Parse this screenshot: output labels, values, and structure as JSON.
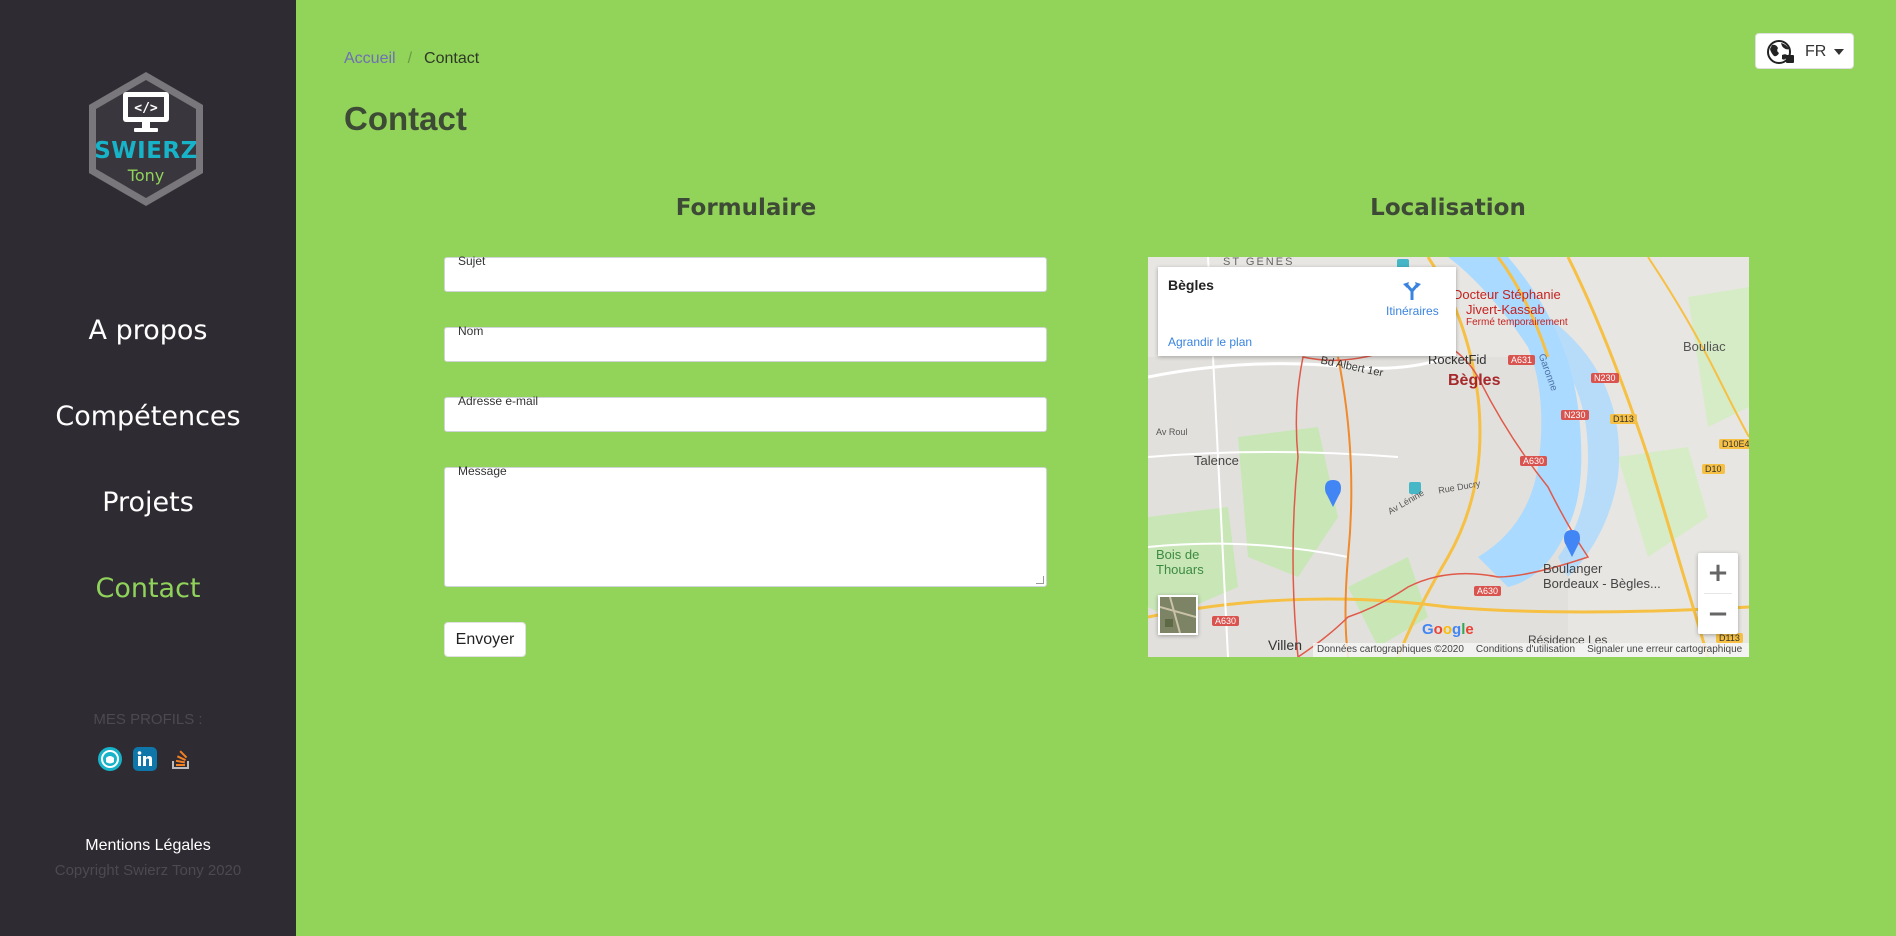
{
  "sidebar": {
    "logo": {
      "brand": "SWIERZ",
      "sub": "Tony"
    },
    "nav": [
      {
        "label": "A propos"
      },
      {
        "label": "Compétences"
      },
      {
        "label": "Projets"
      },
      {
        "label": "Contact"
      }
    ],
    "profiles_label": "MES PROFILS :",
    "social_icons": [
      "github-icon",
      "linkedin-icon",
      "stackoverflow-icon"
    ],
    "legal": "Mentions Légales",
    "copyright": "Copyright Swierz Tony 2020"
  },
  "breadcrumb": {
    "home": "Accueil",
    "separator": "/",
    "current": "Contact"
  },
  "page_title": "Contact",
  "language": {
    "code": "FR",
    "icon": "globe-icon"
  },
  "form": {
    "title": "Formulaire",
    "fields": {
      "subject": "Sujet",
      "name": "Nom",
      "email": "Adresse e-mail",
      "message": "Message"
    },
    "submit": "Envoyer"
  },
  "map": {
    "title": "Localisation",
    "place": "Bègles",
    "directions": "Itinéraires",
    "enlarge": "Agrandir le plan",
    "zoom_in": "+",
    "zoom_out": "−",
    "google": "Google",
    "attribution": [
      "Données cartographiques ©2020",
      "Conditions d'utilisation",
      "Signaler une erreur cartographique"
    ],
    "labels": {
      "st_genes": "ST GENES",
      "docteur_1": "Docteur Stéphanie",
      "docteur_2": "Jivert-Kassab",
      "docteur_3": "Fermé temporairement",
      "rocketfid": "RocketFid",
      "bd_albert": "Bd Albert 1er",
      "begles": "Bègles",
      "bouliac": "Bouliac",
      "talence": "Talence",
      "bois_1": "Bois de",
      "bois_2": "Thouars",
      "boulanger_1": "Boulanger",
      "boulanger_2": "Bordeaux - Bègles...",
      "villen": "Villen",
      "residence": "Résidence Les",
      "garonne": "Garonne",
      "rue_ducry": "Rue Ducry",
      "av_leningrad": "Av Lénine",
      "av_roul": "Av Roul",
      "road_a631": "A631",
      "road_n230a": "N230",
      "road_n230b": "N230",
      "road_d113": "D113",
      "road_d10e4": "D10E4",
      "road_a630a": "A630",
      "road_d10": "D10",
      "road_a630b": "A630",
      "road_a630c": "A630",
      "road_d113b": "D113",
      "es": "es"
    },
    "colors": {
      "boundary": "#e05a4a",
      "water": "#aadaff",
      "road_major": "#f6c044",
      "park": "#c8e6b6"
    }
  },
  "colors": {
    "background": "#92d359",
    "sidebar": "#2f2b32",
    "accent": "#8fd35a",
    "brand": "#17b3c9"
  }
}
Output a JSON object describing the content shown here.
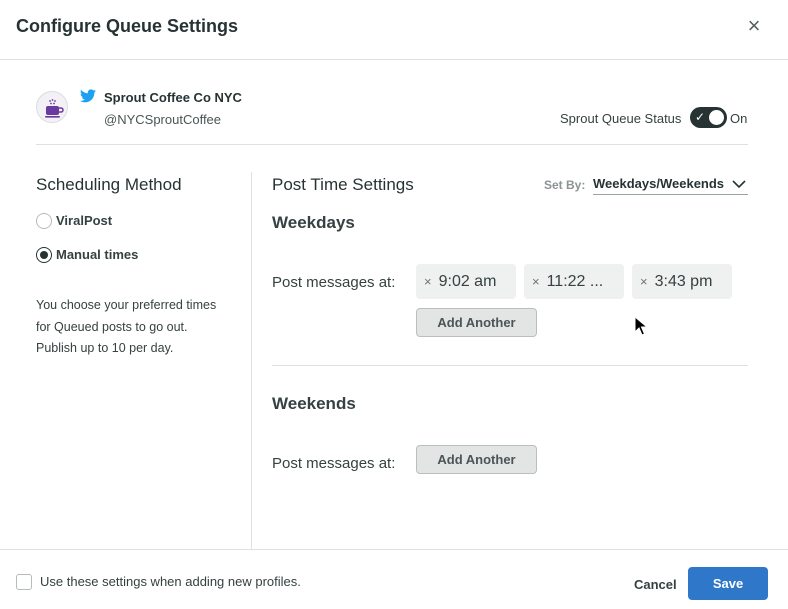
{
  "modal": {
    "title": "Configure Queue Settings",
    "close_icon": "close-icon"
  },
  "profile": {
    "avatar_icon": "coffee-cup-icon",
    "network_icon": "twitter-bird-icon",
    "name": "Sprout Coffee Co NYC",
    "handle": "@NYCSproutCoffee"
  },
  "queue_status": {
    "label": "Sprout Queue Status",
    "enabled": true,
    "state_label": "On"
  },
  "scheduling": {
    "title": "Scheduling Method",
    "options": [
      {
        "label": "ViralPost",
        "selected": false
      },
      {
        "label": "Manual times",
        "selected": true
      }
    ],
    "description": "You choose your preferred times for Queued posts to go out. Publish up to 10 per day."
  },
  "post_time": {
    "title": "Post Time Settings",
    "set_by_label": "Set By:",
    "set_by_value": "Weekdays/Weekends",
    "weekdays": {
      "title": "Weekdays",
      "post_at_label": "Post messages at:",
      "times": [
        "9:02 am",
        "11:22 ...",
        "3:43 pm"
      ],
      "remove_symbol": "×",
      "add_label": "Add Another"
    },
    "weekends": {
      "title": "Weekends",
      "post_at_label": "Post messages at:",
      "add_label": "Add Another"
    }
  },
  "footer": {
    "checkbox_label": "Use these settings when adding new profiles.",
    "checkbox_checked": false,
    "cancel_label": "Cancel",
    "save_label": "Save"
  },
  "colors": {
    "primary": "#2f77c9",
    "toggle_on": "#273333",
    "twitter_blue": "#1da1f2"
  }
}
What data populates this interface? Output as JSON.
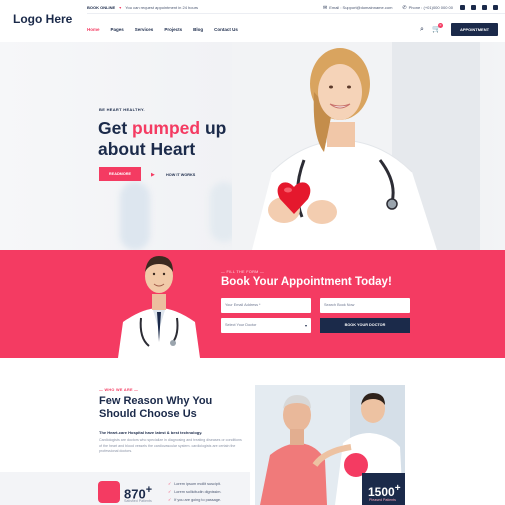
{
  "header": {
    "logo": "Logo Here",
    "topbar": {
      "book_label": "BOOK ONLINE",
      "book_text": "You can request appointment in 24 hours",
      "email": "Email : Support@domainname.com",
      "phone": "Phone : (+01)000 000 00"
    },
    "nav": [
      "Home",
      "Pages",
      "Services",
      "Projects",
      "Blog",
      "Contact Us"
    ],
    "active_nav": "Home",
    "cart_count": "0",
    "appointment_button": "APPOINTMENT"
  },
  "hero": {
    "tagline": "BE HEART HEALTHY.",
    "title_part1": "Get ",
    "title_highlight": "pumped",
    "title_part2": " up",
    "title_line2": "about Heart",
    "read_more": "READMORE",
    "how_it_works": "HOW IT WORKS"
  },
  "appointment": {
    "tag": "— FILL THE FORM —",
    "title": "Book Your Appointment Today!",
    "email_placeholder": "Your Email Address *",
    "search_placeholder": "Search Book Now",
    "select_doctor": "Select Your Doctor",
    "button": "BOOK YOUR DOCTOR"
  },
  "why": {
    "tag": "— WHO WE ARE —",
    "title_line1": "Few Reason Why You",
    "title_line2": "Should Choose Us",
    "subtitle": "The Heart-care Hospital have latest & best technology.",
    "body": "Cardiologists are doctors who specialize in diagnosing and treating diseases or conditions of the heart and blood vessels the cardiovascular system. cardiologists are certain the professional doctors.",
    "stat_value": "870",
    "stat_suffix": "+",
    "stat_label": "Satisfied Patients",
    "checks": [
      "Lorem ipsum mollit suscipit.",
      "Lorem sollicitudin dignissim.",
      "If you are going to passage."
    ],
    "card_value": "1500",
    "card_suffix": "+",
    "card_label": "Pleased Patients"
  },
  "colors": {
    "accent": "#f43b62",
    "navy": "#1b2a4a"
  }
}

------------------------------------------------

Could you reproduce the listing above exactly and drop every picture?

Parse this screenshot: output labels, values, and structure as JSON.
{
  "sidebar": {
    "logo": {
      "brand": "SWIERZ",
      "sub": "Tony"
    },
    "nav": [
      {
        "label": "A propos"
      },
      {
        "label": "Compétences"
      },
      {
        "label": "Projets"
      },
      {
        "label": "Contact"
      }
    ],
    "profiles_label": "MES PROFILS :",
    "social_icons": [
      "github-icon",
      "linkedin-icon",
      "stackoverflow-icon"
    ],
    "legal": "Mentions Légales",
    "copyright": "Copyright Swierz Tony 2020"
  },
  "breadcrumb": {
    "home": "Accueil",
    "separator": "/",
    "current": "Contact"
  },
  "page_title": "Contact",
  "language": {
    "code": "FR",
    "icon": "globe-icon"
  },
  "form": {
    "title": "Formulaire",
    "fields": {
      "subject": "Sujet",
      "name": "Nom",
      "email": "Adresse e-mail",
      "message": "Message"
    },
    "submit": "Envoyer"
  },
  "map": {
    "title": "Localisation",
    "place": "Bègles",
    "directions": "Itinéraires",
    "enlarge": "Agrandir le plan",
    "zoom_in": "+",
    "zoom_out": "−",
    "google": "Google",
    "attribution": [
      "Données cartographiques ©2020",
      "Conditions d'utilisation",
      "Signaler une erreur cartographique"
    ],
    "labels": {
      "st_genes": "ST GENES",
      "docteur_1": "Docteur Stéphanie",
      "docteur_2": "Jivert-Kassab",
      "docteur_3": "Fermé temporairement",
      "rocketfid": "RocketFid",
      "bd_albert": "Bd Albert 1er",
      "begles": "Bègles",
      "bouliac": "Bouliac",
      "talence": "Talence",
      "bois_1": "Bois de",
      "bois_2": "Thouars",
      "boulanger_1": "Boulanger",
      "boulanger_2": "Bordeaux - Bègles...",
      "villen": "Villen",
      "residence": "Résidence Les",
      "garonne": "Garonne",
      "rue_ducry": "Rue Ducry",
      "av_leningrad": "Av Lénine",
      "av_roul": "Av Roul",
      "road_a631": "A631",
      "road_n230a": "N230",
      "road_n230b": "N230",
      "road_d113": "D113",
      "road_d10e4": "D10E4",
      "road_a630a": "A630",
      "road_d10": "D10",
      "road_a630b": "A630",
      "road_a630c": "A630",
      "road_d113b": "D113",
      "es": "es"
    },
    "colors": {
      "boundary": "#e05a4a",
      "water": "#aadaff",
      "road_major": "#f6c044",
      "park": "#c8e6b6"
    }
  },
  "colors": {
    "background": "#92d359",
    "sidebar": "#2f2b32",
    "accent": "#8fd35a",
    "brand": "#17b3c9"
  }
}
Output a JSON object describing the content shown here.
{
  "modal": {
    "title": "Configure Queue Settings",
    "close_icon": "close-icon"
  },
  "profile": {
    "avatar_icon": "coffee-cup-icon",
    "network_icon": "twitter-bird-icon",
    "name": "Sprout Coffee Co NYC",
    "handle": "@NYCSproutCoffee"
  },
  "queue_status": {
    "label": "Sprout Queue Status",
    "enabled": true,
    "state_label": "On"
  },
  "scheduling": {
    "title": "Scheduling Method",
    "options": [
      {
        "label": "ViralPost",
        "selected": false
      },
      {
        "label": "Manual times",
        "selected": true
      }
    ],
    "description": "You choose your preferred times for Queued posts to go out. Publish up to 10 per day."
  },
  "post_time": {
    "title": "Post Time Settings",
    "set_by_label": "Set By:",
    "set_by_value": "Weekdays/Weekends",
    "weekdays": {
      "title": "Weekdays",
      "post_at_label": "Post messages at:",
      "times": [
        "9:02 am",
        "11:22 ...",
        "3:43 pm"
      ],
      "remove_symbol": "×",
      "add_label": "Add Another"
    },
    "weekends": {
      "title": "Weekends",
      "post_at_label": "Post messages at:",
      "add_label": "Add Another"
    }
  },
  "footer": {
    "checkbox_label": "Use these settings when adding new profiles.",
    "checkbox_checked": false,
    "cancel_label": "Cancel",
    "save_label": "Save"
  },
  "colors": {
    "primary": "#2f77c9",
    "toggle_on": "#273333",
    "twitter_blue": "#1da1f2"
  }
}
What data populates this interface? Output as JSON.
{
  "header": {
    "logo": "Logo Here",
    "topbar": {
      "book_label": "BOOK ONLINE",
      "book_text": "You can request appointment in 24 hours",
      "email": "Email : Support@domainname.com",
      "phone": "Phone : (+01)000 000 00"
    },
    "nav": [
      "Home",
      "Pages",
      "Services",
      "Projects",
      "Blog",
      "Contact Us"
    ],
    "active_nav": "Home",
    "cart_count": "0",
    "appointment_button": "APPOINTMENT"
  },
  "hero": {
    "tagline": "BE HEART HEALTHY.",
    "title_part1": "Get ",
    "title_highlight": "pumped",
    "title_part2": " up",
    "title_line2": "about Heart",
    "read_more": "READMORE",
    "how_it_works": "HOW IT WORKS"
  },
  "appointment": {
    "tag": "— FILL THE FORM —",
    "title": "Book Your Appointment Today!",
    "email_placeholder": "Your Email Address *",
    "search_placeholder": "Search Book Now",
    "select_doctor": "Select Your Doctor",
    "button": "BOOK YOUR DOCTOR"
  },
  "why": {
    "tag": "— WHO WE ARE —",
    "title_line1": "Few Reason Why You",
    "title_line2": "Should Choose Us",
    "subtitle": "The Heart-care Hospital have latest & best technology.",
    "body": "Cardiologists are doctors who specialize in diagnosing and treating diseases or conditions of the heart and blood vessels the cardiovascular system. cardiologists are certain the professional doctors.",
    "stat_value": "870",
    "stat_suffix": "+",
    "stat_label": "Satisfied Patients",
    "checks": [
      "Lorem ipsum mollit suscipit.",
      "Lorem sollicitudin dignissim.",
      "If you are going to passage."
    ],
    "card_value": "1500",
    "card_suffix": "+",
    "card_label": "Pleased Patients"
  },
  "colors": {
    "accent": "#f43b62",
    "navy": "#1b2a4a"
  }
}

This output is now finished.